### Given request
Skip the pictures. Transcribe the rest of the data below without changing a word.

———

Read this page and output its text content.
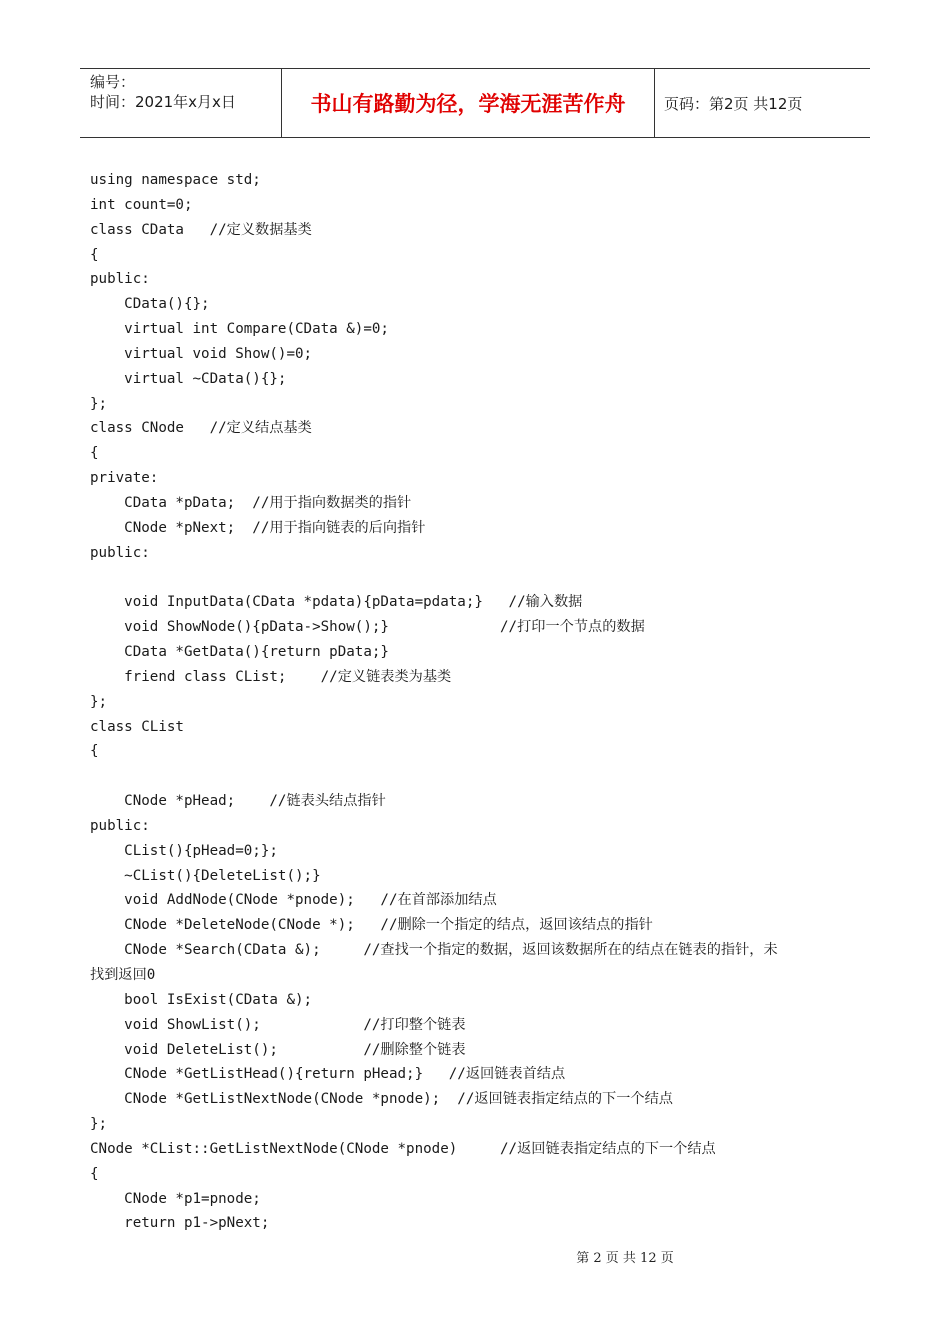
编号：
时间：2021年x月x日	书山有路勤为径，学海无涯苦作舟	页码：第2页 共12页
using namespace std;
int count=0;
class CData   //定义数据基类
{
public:
CData(){};
virtual int Compare(CData &)=0;
virtual void Show()=0;
virtual ~CData(){};
};
class CNode   //定义结点基类
{
private:
CData *pData;  //用于指向数据类的指针
CNode *pNext;  //用于指向链表的后向指针
public:
void InputData(CData *pdata){pData=pdata;}   //输入数据
void ShowNode(){pData->Show();}             //打印一个节点的数据
CData *GetData(){return pData;}
friend class CList;    //定义链表类为基类
};
class CList
{
CNode *pHead;    //链表头结点指针
public:
CList(){pHead=0;};
~CList(){DeleteList();}
void AddNode(CNode *pnode);   //在首部添加结点
CNode *DeleteNode(CNode *);   //删除一个指定的结点，返回该结点的指针
CNode *Search(CData &);     //查找一个指定的数据，返回该数据所在的结点在链表的指针，未
找到返回0
bool IsExist(CData &);
void ShowList();            //打印整个链表
void DeleteList();          //删除整个链表
CNode *GetListHead(){return pHead;}   //返回链表首结点
CNode *GetListNextNode(CNode *pnode);  //返回链表指定结点的下一个结点
};
CNode *CList::GetListNextNode(CNode *pnode)     //返回链表指定结点的下一个结点
{
CNode *p1=pnode;
return p1->pNext;
第 2 页 共 12 页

———

### Exercise output
Read this page and output its text content.
编号：
时间：2021年x月x日	书山有路勤为径，学海无涯苦作舟	页码：第2页 共12页
using namespace std;
int count=0;
class CData   //定义数据基类
{
public:
CData(){};
virtual int Compare(CData &)=0;
virtual void Show()=0;
virtual ~CData(){};
};
class CNode   //定义结点基类
{
private:
CData *pData;  //用于指向数据类的指针
CNode *pNext;  //用于指向链表的后向指针
public:
void InputData(CData *pdata){pData=pdata;}   //输入数据
void ShowNode(){pData->Show();}             //打印一个节点的数据
CData *GetData(){return pData;}
friend class CList;    //定义链表类为基类
};
class CList
{
CNode *pHead;    //链表头结点指针
public:
CList(){pHead=0;};
~CList(){DeleteList();}
void AddNode(CNode *pnode);   //在首部添加结点
CNode *DeleteNode(CNode *);   //删除一个指定的结点，返回该结点的指针
CNode *Search(CData &);     //查找一个指定的数据，返回该数据所在的结点在链表的指针，未
找到返回0
bool IsExist(CData &);
void ShowList();            //打印整个链表
void DeleteList();          //删除整个链表
CNode *GetListHead(){return pHead;}   //返回链表首结点
CNode *GetListNextNode(CNode *pnode);  //返回链表指定结点的下一个结点
};
CNode *CList::GetListNextNode(CNode *pnode)     //返回链表指定结点的下一个结点
{
CNode *p1=pnode;
return p1->pNext;
第 2 页 共 12 页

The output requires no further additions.